## TASK DESCRIPTION:
Lines containing the word "JSON" should be extracted in full.

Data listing
/---

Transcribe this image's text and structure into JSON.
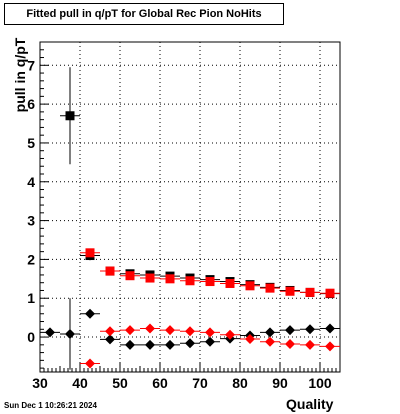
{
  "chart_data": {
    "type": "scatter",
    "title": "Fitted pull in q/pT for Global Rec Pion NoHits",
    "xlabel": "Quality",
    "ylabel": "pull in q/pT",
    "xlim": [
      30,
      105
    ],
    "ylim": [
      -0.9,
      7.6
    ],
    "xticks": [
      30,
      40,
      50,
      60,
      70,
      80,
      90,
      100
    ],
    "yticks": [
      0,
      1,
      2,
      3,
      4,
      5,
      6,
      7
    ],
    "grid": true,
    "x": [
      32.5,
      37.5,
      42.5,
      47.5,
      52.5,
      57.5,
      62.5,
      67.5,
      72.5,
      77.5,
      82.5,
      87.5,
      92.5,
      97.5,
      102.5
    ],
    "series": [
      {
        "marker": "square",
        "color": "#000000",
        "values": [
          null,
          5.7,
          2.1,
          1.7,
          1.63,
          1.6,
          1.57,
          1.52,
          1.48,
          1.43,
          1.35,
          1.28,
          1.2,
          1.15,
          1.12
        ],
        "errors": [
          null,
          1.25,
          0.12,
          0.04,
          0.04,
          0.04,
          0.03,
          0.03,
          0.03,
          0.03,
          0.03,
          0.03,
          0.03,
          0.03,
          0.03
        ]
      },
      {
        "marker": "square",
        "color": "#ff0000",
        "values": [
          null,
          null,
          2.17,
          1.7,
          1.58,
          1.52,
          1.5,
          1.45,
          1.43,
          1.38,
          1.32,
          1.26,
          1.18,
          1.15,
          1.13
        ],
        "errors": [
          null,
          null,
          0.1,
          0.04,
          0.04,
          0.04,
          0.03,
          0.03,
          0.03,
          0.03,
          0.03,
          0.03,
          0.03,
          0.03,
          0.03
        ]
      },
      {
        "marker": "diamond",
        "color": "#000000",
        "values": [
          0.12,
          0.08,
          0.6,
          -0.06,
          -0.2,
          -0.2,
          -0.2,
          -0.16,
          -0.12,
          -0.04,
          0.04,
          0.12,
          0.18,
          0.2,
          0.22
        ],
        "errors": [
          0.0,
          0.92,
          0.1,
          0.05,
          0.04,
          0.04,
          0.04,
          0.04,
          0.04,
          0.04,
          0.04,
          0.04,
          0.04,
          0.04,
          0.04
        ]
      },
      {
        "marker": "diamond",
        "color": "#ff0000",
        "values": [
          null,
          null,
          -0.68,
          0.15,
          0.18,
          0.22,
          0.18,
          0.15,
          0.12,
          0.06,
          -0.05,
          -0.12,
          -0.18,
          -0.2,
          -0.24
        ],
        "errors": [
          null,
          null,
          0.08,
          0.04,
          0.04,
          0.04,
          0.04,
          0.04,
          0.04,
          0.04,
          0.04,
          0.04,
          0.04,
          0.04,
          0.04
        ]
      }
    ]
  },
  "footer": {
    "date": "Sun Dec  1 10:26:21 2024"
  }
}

\---
/---

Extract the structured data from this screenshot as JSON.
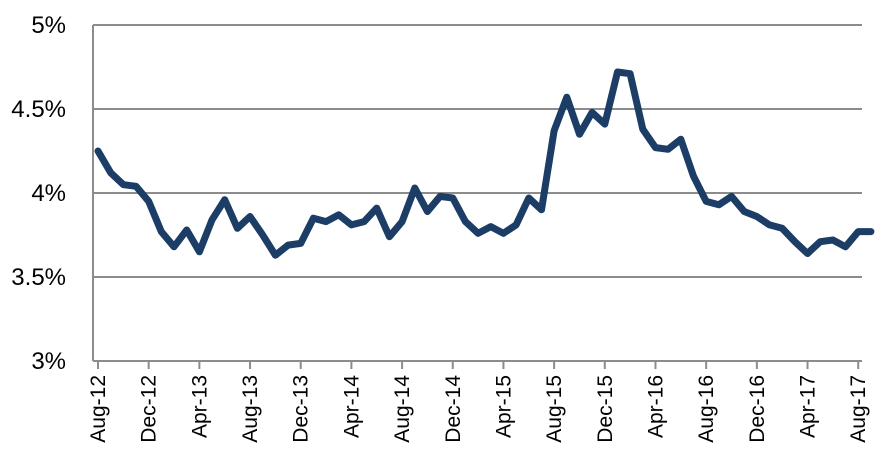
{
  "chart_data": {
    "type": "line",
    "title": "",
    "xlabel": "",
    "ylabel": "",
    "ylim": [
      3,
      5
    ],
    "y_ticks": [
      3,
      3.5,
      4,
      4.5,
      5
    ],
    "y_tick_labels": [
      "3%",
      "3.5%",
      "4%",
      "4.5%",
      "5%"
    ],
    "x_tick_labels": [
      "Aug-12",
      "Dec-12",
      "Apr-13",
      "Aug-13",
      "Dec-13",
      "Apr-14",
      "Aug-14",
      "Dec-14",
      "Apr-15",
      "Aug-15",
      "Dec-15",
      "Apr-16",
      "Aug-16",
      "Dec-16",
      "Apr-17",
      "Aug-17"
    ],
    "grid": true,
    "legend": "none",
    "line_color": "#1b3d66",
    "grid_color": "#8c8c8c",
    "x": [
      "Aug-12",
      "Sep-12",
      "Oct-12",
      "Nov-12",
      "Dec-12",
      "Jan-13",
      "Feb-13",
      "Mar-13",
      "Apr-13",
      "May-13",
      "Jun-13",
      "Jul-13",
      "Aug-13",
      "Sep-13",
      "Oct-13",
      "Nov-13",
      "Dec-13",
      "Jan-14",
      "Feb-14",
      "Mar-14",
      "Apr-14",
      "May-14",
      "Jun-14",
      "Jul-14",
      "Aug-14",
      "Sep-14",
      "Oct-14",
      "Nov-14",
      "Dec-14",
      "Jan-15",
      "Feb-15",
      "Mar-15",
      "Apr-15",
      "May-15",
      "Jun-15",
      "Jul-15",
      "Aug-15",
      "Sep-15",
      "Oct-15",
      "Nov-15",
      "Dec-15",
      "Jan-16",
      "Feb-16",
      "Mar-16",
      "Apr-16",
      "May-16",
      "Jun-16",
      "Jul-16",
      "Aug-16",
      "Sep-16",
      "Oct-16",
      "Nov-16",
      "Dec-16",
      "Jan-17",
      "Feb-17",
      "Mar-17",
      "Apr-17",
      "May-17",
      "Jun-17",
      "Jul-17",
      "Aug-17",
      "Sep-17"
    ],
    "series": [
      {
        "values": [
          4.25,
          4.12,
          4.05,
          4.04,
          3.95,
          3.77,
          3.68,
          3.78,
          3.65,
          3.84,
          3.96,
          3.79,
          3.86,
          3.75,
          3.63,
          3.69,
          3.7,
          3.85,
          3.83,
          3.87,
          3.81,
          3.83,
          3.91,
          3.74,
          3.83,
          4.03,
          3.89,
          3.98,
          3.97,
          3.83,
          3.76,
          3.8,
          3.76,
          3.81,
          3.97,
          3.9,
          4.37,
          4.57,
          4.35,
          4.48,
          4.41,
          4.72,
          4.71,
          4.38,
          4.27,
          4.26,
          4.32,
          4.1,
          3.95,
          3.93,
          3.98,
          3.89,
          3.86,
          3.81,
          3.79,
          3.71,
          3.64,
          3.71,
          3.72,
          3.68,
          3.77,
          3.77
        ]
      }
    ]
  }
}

\---

## ANSWER TO THE TASK:
Transcribe this image's text and structure into JSON.
Extract the structured data from this screenshot as JSON.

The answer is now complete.